** Short task **
Leave the pictures out, and retype all of the material exactly as written.

** Records provided **

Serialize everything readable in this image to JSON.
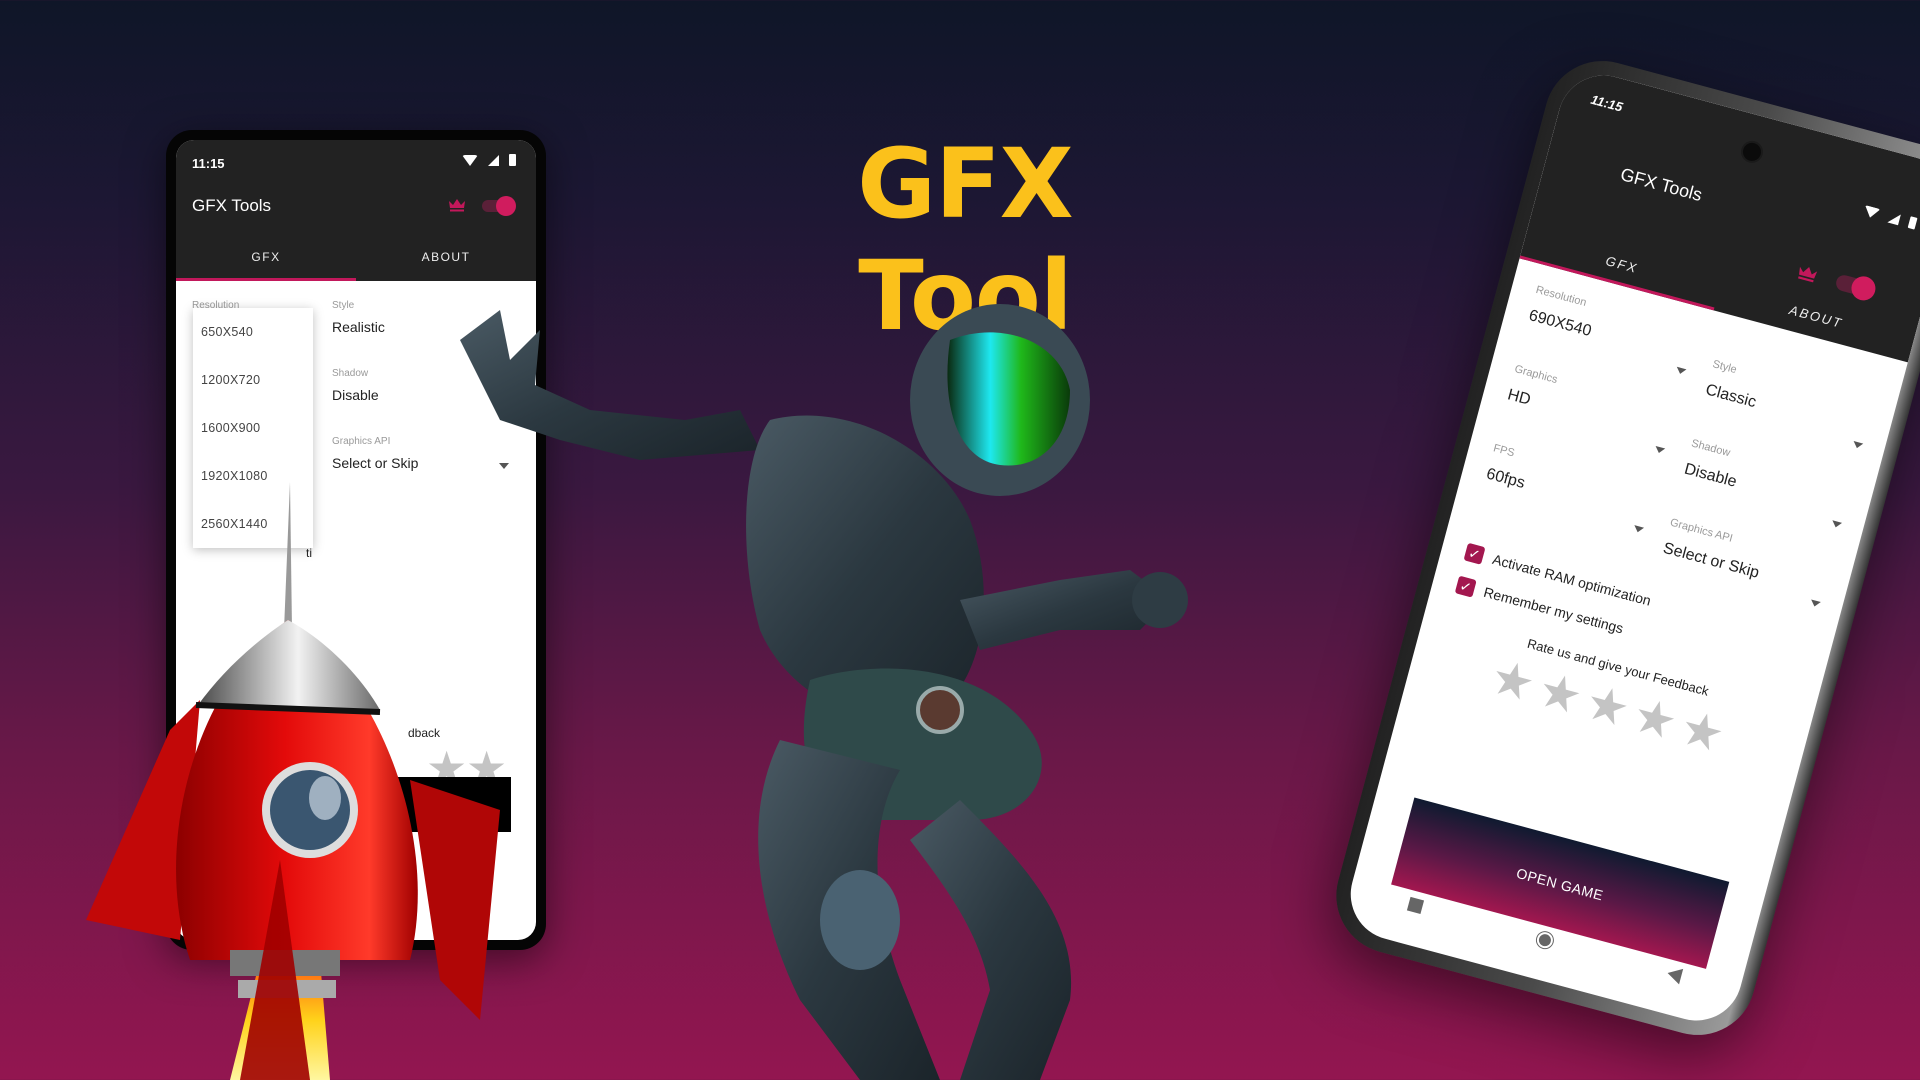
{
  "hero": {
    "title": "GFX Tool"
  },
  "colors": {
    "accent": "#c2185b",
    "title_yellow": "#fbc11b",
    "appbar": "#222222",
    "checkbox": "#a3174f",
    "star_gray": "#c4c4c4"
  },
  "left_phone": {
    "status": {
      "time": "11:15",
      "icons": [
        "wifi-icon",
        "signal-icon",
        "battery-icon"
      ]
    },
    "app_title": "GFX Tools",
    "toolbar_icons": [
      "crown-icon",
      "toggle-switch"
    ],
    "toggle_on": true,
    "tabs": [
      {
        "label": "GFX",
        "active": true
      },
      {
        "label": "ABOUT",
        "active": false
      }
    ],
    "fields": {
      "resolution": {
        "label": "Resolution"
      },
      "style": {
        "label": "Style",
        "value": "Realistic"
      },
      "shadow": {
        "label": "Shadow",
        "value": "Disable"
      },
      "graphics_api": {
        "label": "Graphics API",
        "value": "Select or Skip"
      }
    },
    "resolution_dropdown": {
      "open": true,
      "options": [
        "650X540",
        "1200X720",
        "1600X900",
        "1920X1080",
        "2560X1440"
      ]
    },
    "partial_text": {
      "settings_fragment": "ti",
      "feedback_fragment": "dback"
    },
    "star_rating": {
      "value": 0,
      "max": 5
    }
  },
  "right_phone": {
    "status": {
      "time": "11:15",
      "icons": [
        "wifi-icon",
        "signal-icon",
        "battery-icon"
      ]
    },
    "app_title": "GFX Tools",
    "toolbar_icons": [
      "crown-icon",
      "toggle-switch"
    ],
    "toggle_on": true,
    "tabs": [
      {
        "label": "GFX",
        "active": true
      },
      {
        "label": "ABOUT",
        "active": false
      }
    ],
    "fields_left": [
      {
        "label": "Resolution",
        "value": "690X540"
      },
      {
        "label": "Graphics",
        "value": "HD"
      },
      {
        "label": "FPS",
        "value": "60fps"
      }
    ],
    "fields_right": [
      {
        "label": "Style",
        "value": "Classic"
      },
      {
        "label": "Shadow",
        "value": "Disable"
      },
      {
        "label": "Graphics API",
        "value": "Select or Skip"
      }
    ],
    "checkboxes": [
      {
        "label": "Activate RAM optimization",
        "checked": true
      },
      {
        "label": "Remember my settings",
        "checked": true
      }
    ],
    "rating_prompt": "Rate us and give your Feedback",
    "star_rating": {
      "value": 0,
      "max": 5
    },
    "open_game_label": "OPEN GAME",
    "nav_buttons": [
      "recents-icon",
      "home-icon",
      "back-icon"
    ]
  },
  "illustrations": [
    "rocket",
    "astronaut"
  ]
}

** Task result **
Serialize everything readable in this image to JSON.
{
  "hero": {
    "title": "GFX Tool"
  },
  "colors": {
    "accent": "#c2185b",
    "title_yellow": "#fbc11b",
    "appbar": "#222222",
    "checkbox": "#a3174f",
    "star_gray": "#c4c4c4"
  },
  "left_phone": {
    "status": {
      "time": "11:15",
      "icons": [
        "wifi-icon",
        "signal-icon",
        "battery-icon"
      ]
    },
    "app_title": "GFX Tools",
    "toolbar_icons": [
      "crown-icon",
      "toggle-switch"
    ],
    "toggle_on": true,
    "tabs": [
      {
        "label": "GFX",
        "active": true
      },
      {
        "label": "ABOUT",
        "active": false
      }
    ],
    "fields": {
      "resolution": {
        "label": "Resolution"
      },
      "style": {
        "label": "Style",
        "value": "Realistic"
      },
      "shadow": {
        "label": "Shadow",
        "value": "Disable"
      },
      "graphics_api": {
        "label": "Graphics API",
        "value": "Select or Skip"
      }
    },
    "resolution_dropdown": {
      "open": true,
      "options": [
        "650X540",
        "1200X720",
        "1600X900",
        "1920X1080",
        "2560X1440"
      ]
    },
    "partial_text": {
      "settings_fragment": "ti",
      "feedback_fragment": "dback"
    },
    "star_rating": {
      "value": 0,
      "max": 5
    }
  },
  "right_phone": {
    "status": {
      "time": "11:15",
      "icons": [
        "wifi-icon",
        "signal-icon",
        "battery-icon"
      ]
    },
    "app_title": "GFX Tools",
    "toolbar_icons": [
      "crown-icon",
      "toggle-switch"
    ],
    "toggle_on": true,
    "tabs": [
      {
        "label": "GFX",
        "active": true
      },
      {
        "label": "ABOUT",
        "active": false
      }
    ],
    "fields_left": [
      {
        "label": "Resolution",
        "value": "690X540"
      },
      {
        "label": "Graphics",
        "value": "HD"
      },
      {
        "label": "FPS",
        "value": "60fps"
      }
    ],
    "fields_right": [
      {
        "label": "Style",
        "value": "Classic"
      },
      {
        "label": "Shadow",
        "value": "Disable"
      },
      {
        "label": "Graphics API",
        "value": "Select or Skip"
      }
    ],
    "checkboxes": [
      {
        "label": "Activate RAM optimization",
        "checked": true
      },
      {
        "label": "Remember my settings",
        "checked": true
      }
    ],
    "rating_prompt": "Rate us and give your Feedback",
    "star_rating": {
      "value": 0,
      "max": 5
    },
    "open_game_label": "OPEN GAME",
    "nav_buttons": [
      "recents-icon",
      "home-icon",
      "back-icon"
    ]
  },
  "illustrations": [
    "rocket",
    "astronaut"
  ]
}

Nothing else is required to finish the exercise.